__Your objective__
Extract each line holding the word "this" from the entries.

Entries with figure data:
↓

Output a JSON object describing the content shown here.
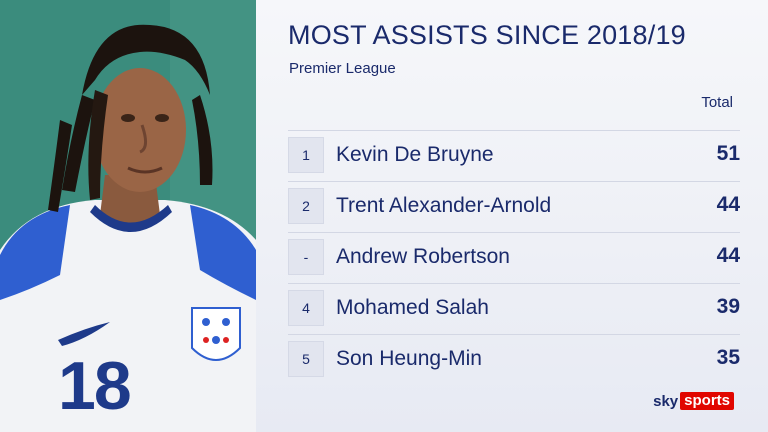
{
  "graphic": {
    "title": "MOST ASSISTS SINCE 2018/19",
    "subtitle": "Premier League",
    "column_header": "Total"
  },
  "rows": [
    {
      "rank": "1",
      "name": "Kevin De Bruyne",
      "total": "51"
    },
    {
      "rank": "2",
      "name": "Trent Alexander-Arnold",
      "total": "44"
    },
    {
      "rank": "-",
      "name": "Andrew Robertson",
      "total": "44"
    },
    {
      "rank": "4",
      "name": "Mohamed Salah",
      "total": "39"
    },
    {
      "rank": "5",
      "name": "Son Heung-Min",
      "total": "35"
    }
  ],
  "photo": {
    "shirt_number": "18"
  },
  "branding": {
    "logo_sky": "sky",
    "logo_sports": "sports"
  },
  "colors": {
    "text": "#1a2a6b",
    "brand_red": "#e10600"
  }
}
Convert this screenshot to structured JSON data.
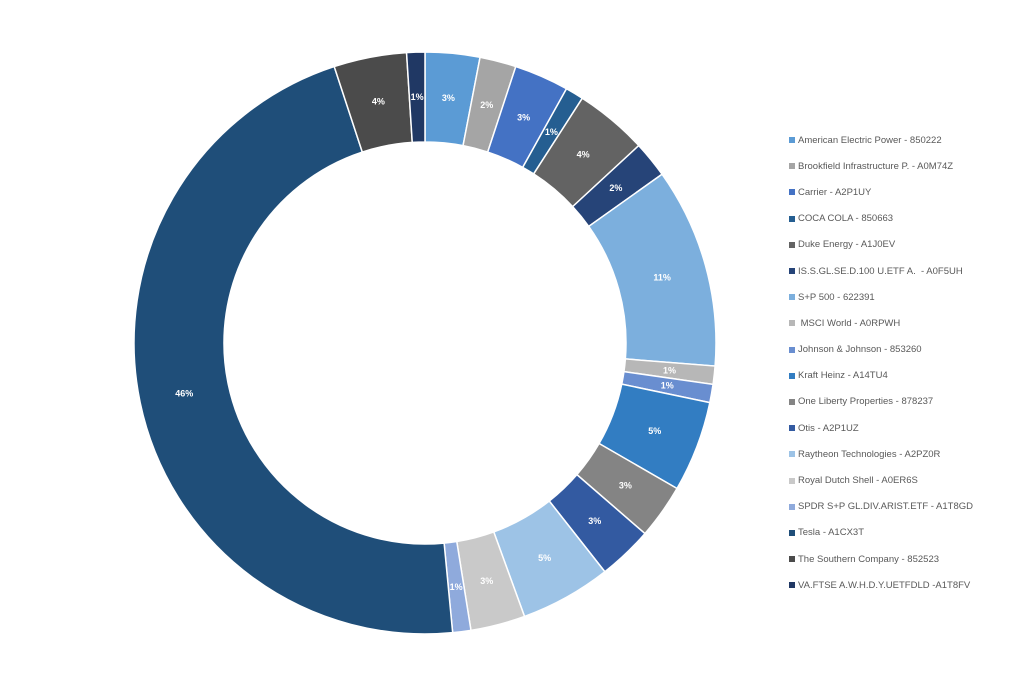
{
  "chart_data": {
    "type": "pie",
    "subtype": "donut",
    "title": "",
    "legend_position": "right",
    "series": [
      {
        "name": "American Electric Power - 850222",
        "value": 3,
        "label": "3%",
        "color": "#5B9BD5"
      },
      {
        "name": "Brookfield Infrastructure P. - A0M74Z",
        "value": 2,
        "label": "2%",
        "color": "#A5A5A5"
      },
      {
        "name": "Carrier - A2P1UY",
        "value": 3,
        "label": "3%",
        "color": "#4472C4"
      },
      {
        "name": "COCA COLA - 850663",
        "value": 1,
        "label": "1%",
        "color": "#255E91"
      },
      {
        "name": "Duke Energy - A1J0EV",
        "value": 4,
        "label": "4%",
        "color": "#636363"
      },
      {
        "name": "IS.S.GL.SE.D.100 U.ETF A.  - A0F5UH",
        "value": 2,
        "label": "2%",
        "color": "#264478"
      },
      {
        "name": "S+P 500 - 622391",
        "value": 11,
        "label": "11%",
        "color": "#7CAFDD"
      },
      {
        "name": " MSCI World - A0RPWH",
        "value": 1,
        "label": "1%",
        "color": "#B7B7B7"
      },
      {
        "name": "Johnson & Johnson - 853260",
        "value": 1,
        "label": "1%",
        "color": "#698ED0"
      },
      {
        "name": "Kraft Heinz - A14TU4",
        "value": 5,
        "label": "5%",
        "color": "#327DC2"
      },
      {
        "name": "One Liberty Properties - 878237",
        "value": 3,
        "label": "3%",
        "color": "#848484"
      },
      {
        "name": "Otis - A2P1UZ",
        "value": 3,
        "label": "3%",
        "color": "#335AA1"
      },
      {
        "name": "Raytheon Technologies - A2PZ0R",
        "value": 5,
        "label": "5%",
        "color": "#9DC3E6"
      },
      {
        "name": "Royal Dutch Shell - A0ER6S",
        "value": 3,
        "label": "3%",
        "color": "#C9C9C9"
      },
      {
        "name": "SPDR S+P GL.DIV.ARIST.ETF - A1T8GD",
        "value": 1,
        "label": "1%",
        "color": "#8FAADC"
      },
      {
        "name": "Tesla - A1CX3T",
        "value": 46,
        "label": "46%",
        "color": "#1F4E79"
      },
      {
        "name": "The Southern Company - 852523",
        "value": 4,
        "label": "4%",
        "color": "#4B4B4B"
      },
      {
        "name": "VA.FTSE A.W.H.D.Y.UETFDLD -A1T8FV",
        "value": 1,
        "label": "1%",
        "color": "#203864"
      }
    ]
  }
}
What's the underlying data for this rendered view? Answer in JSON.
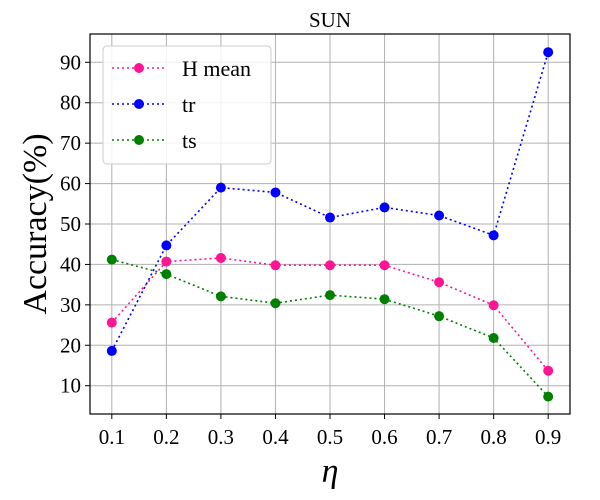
{
  "chart_data": {
    "type": "line",
    "title": "SUN",
    "xlabel": "η",
    "ylabel": "Accuracy(%)",
    "x": [
      0.1,
      0.2,
      0.3,
      0.4,
      0.5,
      0.6,
      0.7,
      0.8,
      0.9
    ],
    "x_tick_labels": [
      "0.1",
      "0.2",
      "0.3",
      "0.4",
      "0.5",
      "0.6",
      "0.7",
      "0.8",
      "0.9"
    ],
    "y_ticks": [
      10,
      20,
      30,
      40,
      50,
      60,
      70,
      80,
      90
    ],
    "xlim": [
      0.06,
      0.94
    ],
    "ylim": [
      3,
      97
    ],
    "grid": true,
    "legend_position": "upper-left",
    "series": [
      {
        "name": "H mean",
        "color": "#ff1493",
        "values": [
          25.6,
          40.7,
          41.6,
          39.8,
          39.8,
          39.8,
          35.6,
          29.9,
          13.7
        ]
      },
      {
        "name": "tr",
        "color": "#0000ff",
        "values": [
          18.6,
          44.7,
          59.0,
          57.8,
          51.6,
          54.1,
          52.1,
          47.2,
          92.5
        ]
      },
      {
        "name": "ts",
        "color": "#008000",
        "values": [
          41.2,
          37.6,
          32.1,
          30.4,
          32.4,
          31.4,
          27.2,
          21.8,
          7.3
        ]
      }
    ]
  }
}
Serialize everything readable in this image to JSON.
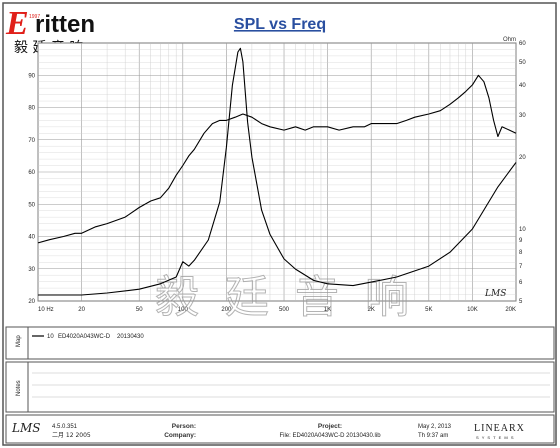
{
  "brand": {
    "logo_text": "ritten",
    "logo_initial": "E",
    "logo_sub": "1997",
    "chinese_name": "毅 廷 音 响",
    "watermark": "毅 廷 音 响",
    "lms_mark": "LMS"
  },
  "chart_data": {
    "type": "line",
    "title": "SPL vs Freq",
    "xscale": "log",
    "xlim": [
      10,
      20000
    ],
    "ylim_left": [
      20,
      100
    ],
    "right_axis_unit": "Ohm",
    "right_axis_scale": "log",
    "right_axis_range": [
      5,
      60
    ],
    "x_tick_labels": [
      "10 Hz",
      "20",
      "50",
      "100",
      "200",
      "500",
      "1K",
      "2K",
      "5K",
      "10K",
      "20K"
    ],
    "x_tick_values": [
      10,
      20,
      50,
      100,
      200,
      500,
      1000,
      2000,
      5000,
      10000,
      20000
    ],
    "y_left_ticks": [
      20,
      30,
      40,
      50,
      60,
      70,
      80,
      90
    ],
    "y_right_ticks": [
      5,
      6,
      7,
      8,
      9,
      10,
      20,
      30,
      40,
      50,
      60
    ],
    "grid": true,
    "series": [
      {
        "axis": "left",
        "color": "#000000",
        "x": [
          10,
          12,
          15,
          18,
          20,
          25,
          30,
          40,
          50,
          60,
          70,
          80,
          90,
          100,
          110,
          120,
          140,
          160,
          180,
          200,
          230,
          260,
          300,
          350,
          400,
          500,
          600,
          700,
          800,
          900,
          1000,
          1200,
          1500,
          1800,
          2000,
          2500,
          3000,
          3500,
          4000,
          5000,
          6000,
          7000,
          8000,
          9000,
          10000,
          11000,
          12000,
          13000,
          14000,
          15000,
          16000,
          18000,
          20000
        ],
        "y": [
          38,
          39,
          40,
          41,
          41,
          43,
          44,
          46,
          49,
          51,
          52,
          55,
          59,
          62,
          65,
          67,
          72,
          75,
          76,
          76,
          77,
          78,
          77,
          75,
          74,
          73,
          74,
          73,
          74,
          74,
          74,
          73,
          74,
          74,
          75,
          75,
          75,
          76,
          77,
          78,
          79,
          81,
          83,
          85,
          87,
          90,
          88,
          83,
          76,
          71,
          74,
          73,
          72
        ]
      },
      {
        "axis": "right",
        "color": "#000000",
        "x": [
          10,
          20,
          30,
          50,
          70,
          90,
          100,
          110,
          120,
          150,
          180,
          200,
          220,
          240,
          250,
          260,
          280,
          300,
          350,
          400,
          500,
          600,
          800,
          1000,
          1500,
          2000,
          3000,
          5000,
          7000,
          10000,
          15000,
          20000
        ],
        "y": [
          5.3,
          5.3,
          5.4,
          5.6,
          5.9,
          6.3,
          7.3,
          7.0,
          7.4,
          9.0,
          13,
          22,
          40,
          55,
          57,
          50,
          28,
          20,
          12,
          9.5,
          7.5,
          6.8,
          6.1,
          5.9,
          5.8,
          6.0,
          6.3,
          7.0,
          8.0,
          10,
          15,
          19
        ]
      }
    ]
  },
  "map_panel": {
    "side_label": "Map",
    "entry_id": "10",
    "entry_name": "ED4020A043WC-D",
    "entry_date": "20130430"
  },
  "notes_panel": {
    "side_label": "Notes"
  },
  "footer": {
    "logo": "LMS",
    "version": "4.5.0.351",
    "version_date": "二月 12 2005",
    "person_label": "Person:",
    "company_label": "Company:",
    "project_label": "Project:",
    "file_text": "File: ED4020A043WC-D  20130430.lib",
    "date": "May  2, 2013",
    "time": "Th   9:37 am",
    "brand": "LINEARX",
    "brand_sub": "S Y S T E M S"
  }
}
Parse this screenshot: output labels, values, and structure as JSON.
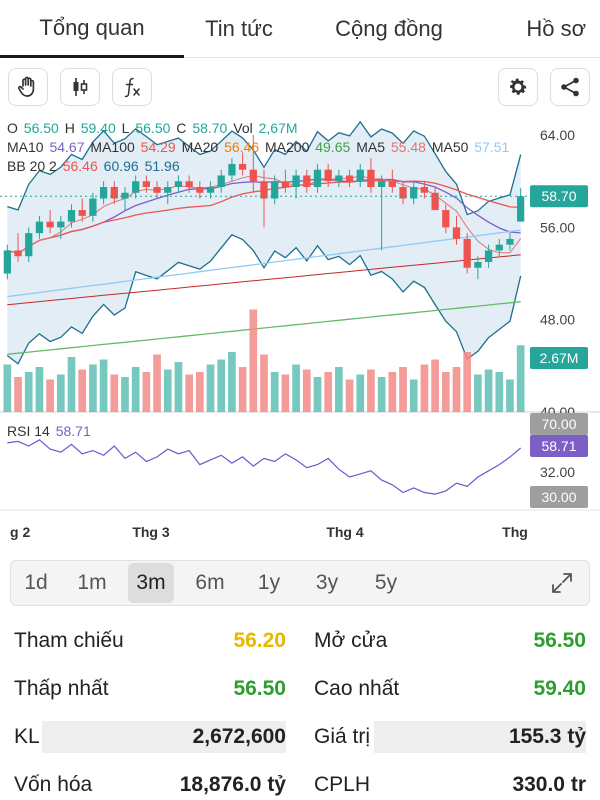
{
  "tabs": [
    "Tổng quan",
    "Tin tức",
    "Cộng đồng",
    "Hồ sơ"
  ],
  "toolbar": {
    "icons": [
      "hand-icon",
      "candlestick-icon",
      "function-icon",
      "gear-icon",
      "share-icon"
    ]
  },
  "ohlc": {
    "o_label": "O",
    "o": "56.50",
    "h_label": "H",
    "h": "59.40",
    "l_label": "L",
    "l": "56.50",
    "c_label": "C",
    "c": "58.70",
    "vol_label": "Vol",
    "vol": "2,67M"
  },
  "ma": {
    "ma10_label": "MA10",
    "ma10": "54.67",
    "ma100_label": "MA100",
    "ma100": "54.29",
    "ma20_label": "MA20",
    "ma20": "56.46",
    "ma200_label": "MA200",
    "ma200": "49.65",
    "ma5_label": "MA5",
    "ma5": "55.48",
    "ma50_label": "MA50",
    "ma50": "57.51"
  },
  "bb": {
    "label": "BB 20 2",
    "v1": "56.46",
    "v2": "60.96",
    "v3": "51.96"
  },
  "rsi": {
    "label": "RSI 14",
    "value": "58.71"
  },
  "price_axis": [
    "64.00",
    "56.00",
    "48.00",
    "40.00"
  ],
  "rsi_axis": [
    "70.00",
    "32.00",
    "30.00"
  ],
  "badges": {
    "price": "58.70",
    "volume": "2.67M",
    "rsi": "58.71"
  },
  "time_axis": [
    "g 2",
    "Thg 3",
    "Thg 4",
    "Thg"
  ],
  "ranges": [
    "1d",
    "1m",
    "3m",
    "6m",
    "1y",
    "3y",
    "5y"
  ],
  "active_range": "3m",
  "stats": {
    "ref_label": "Tham chiếu",
    "ref": "56.20",
    "open_label": "Mở cửa",
    "open": "56.50",
    "low_label": "Thấp nhất",
    "low": "56.50",
    "high_label": "Cao nhất",
    "high": "59.40",
    "vol_label": "KL",
    "vol": "2,672,600",
    "value_label": "Giá trị",
    "value": "155.3 tỷ",
    "cap_label": "Vốn hóa",
    "cap": "18,876.0 tỷ",
    "shares_label": "CPLH",
    "shares": "330.0 tr"
  },
  "colors": {
    "up": "#26a69a",
    "down": "#ef5350",
    "ref": "#e6b800",
    "green": "#2e9e2e",
    "purple": "#7b5fc7",
    "orange": "#f57c00"
  },
  "chart_data": {
    "type": "candlestick",
    "price_ylim": [
      40,
      66
    ],
    "candles": [
      [
        52.0,
        54.5,
        51.5,
        54.0
      ],
      [
        54.0,
        55.5,
        53.0,
        53.5
      ],
      [
        53.5,
        56.0,
        53.0,
        55.5
      ],
      [
        55.5,
        57.0,
        55.0,
        56.5
      ],
      [
        56.5,
        57.5,
        55.5,
        56.0
      ],
      [
        56.0,
        57.0,
        55.0,
        56.5
      ],
      [
        56.5,
        58.0,
        56.0,
        57.5
      ],
      [
        57.5,
        58.5,
        56.5,
        57.0
      ],
      [
        57.0,
        59.0,
        56.5,
        58.5
      ],
      [
        58.5,
        60.0,
        58.0,
        59.5
      ],
      [
        59.5,
        60.0,
        58.0,
        58.5
      ],
      [
        58.5,
        59.5,
        57.5,
        59.0
      ],
      [
        59.0,
        60.5,
        58.5,
        60.0
      ],
      [
        60.0,
        60.5,
        59.0,
        59.5
      ],
      [
        59.5,
        60.0,
        58.5,
        59.0
      ],
      [
        59.0,
        60.0,
        58.0,
        59.5
      ],
      [
        59.5,
        60.5,
        59.0,
        60.0
      ],
      [
        60.0,
        60.5,
        59.0,
        59.5
      ],
      [
        59.5,
        60.0,
        58.5,
        59.0
      ],
      [
        59.0,
        60.0,
        58.5,
        59.5
      ],
      [
        59.5,
        61.0,
        59.0,
        60.5
      ],
      [
        60.5,
        62.0,
        60.0,
        61.5
      ],
      [
        61.5,
        62.5,
        60.5,
        61.0
      ],
      [
        61.0,
        64.0,
        59.0,
        60.0
      ],
      [
        60.0,
        61.0,
        56.0,
        58.5
      ],
      [
        58.5,
        60.5,
        58.0,
        60.0
      ],
      [
        60.0,
        61.0,
        59.0,
        59.5
      ],
      [
        59.5,
        61.0,
        58.5,
        60.5
      ],
      [
        60.5,
        61.0,
        59.0,
        59.5
      ],
      [
        59.5,
        61.5,
        59.0,
        61.0
      ],
      [
        61.0,
        61.5,
        59.5,
        60.0
      ],
      [
        60.0,
        61.0,
        59.5,
        60.5
      ],
      [
        60.5,
        61.0,
        59.5,
        60.0
      ],
      [
        60.0,
        61.5,
        59.5,
        61.0
      ],
      [
        61.0,
        62.0,
        59.0,
        59.5
      ],
      [
        59.5,
        60.5,
        54.0,
        60.0
      ],
      [
        60.0,
        61.0,
        59.0,
        59.5
      ],
      [
        59.5,
        60.0,
        58.0,
        58.5
      ],
      [
        58.5,
        60.0,
        58.0,
        59.5
      ],
      [
        59.5,
        60.0,
        58.5,
        59.0
      ],
      [
        59.0,
        59.5,
        57.5,
        57.5
      ],
      [
        57.5,
        58.0,
        55.5,
        56.0
      ],
      [
        56.0,
        57.0,
        54.5,
        55.0
      ],
      [
        55.0,
        55.5,
        52.0,
        52.5
      ],
      [
        52.5,
        53.5,
        51.5,
        53.0
      ],
      [
        53.0,
        54.5,
        52.5,
        54.0
      ],
      [
        54.0,
        55.0,
        53.5,
        54.5
      ],
      [
        54.5,
        55.5,
        54.0,
        55.0
      ],
      [
        56.5,
        59.4,
        56.5,
        58.7
      ]
    ],
    "volumes_m": [
      1.9,
      1.4,
      1.6,
      1.8,
      1.3,
      1.5,
      2.2,
      1.7,
      1.9,
      2.1,
      1.5,
      1.4,
      1.8,
      1.6,
      2.3,
      1.7,
      2.0,
      1.5,
      1.6,
      1.9,
      2.1,
      2.4,
      1.8,
      4.1,
      2.3,
      1.6,
      1.5,
      1.9,
      1.7,
      1.4,
      1.6,
      1.8,
      1.3,
      1.5,
      1.7,
      1.4,
      1.6,
      1.8,
      1.3,
      1.9,
      2.1,
      1.6,
      1.8,
      2.4,
      1.5,
      1.7,
      1.6,
      1.3,
      2.67
    ],
    "rsi": [
      62,
      63,
      60,
      64,
      58,
      56,
      61,
      55,
      57,
      54,
      60,
      52,
      56,
      50,
      53,
      58,
      55,
      57,
      48,
      51,
      54,
      49,
      53,
      47,
      52,
      50,
      55,
      51,
      46,
      48,
      52,
      45,
      40,
      42,
      44,
      38,
      35,
      30,
      33,
      30,
      29,
      31,
      36,
      34,
      40,
      44,
      48,
      53,
      58.71
    ],
    "rsi_ylim": [
      20,
      80
    ]
  }
}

↑

__In response__
Convert this screenshot to structured JSON data.
What's the underlying data for this rendered view? Answer in JSON.
Serialize everything readable in this image to JSON.
Parse this screenshot: output labels, values, and structure as JSON.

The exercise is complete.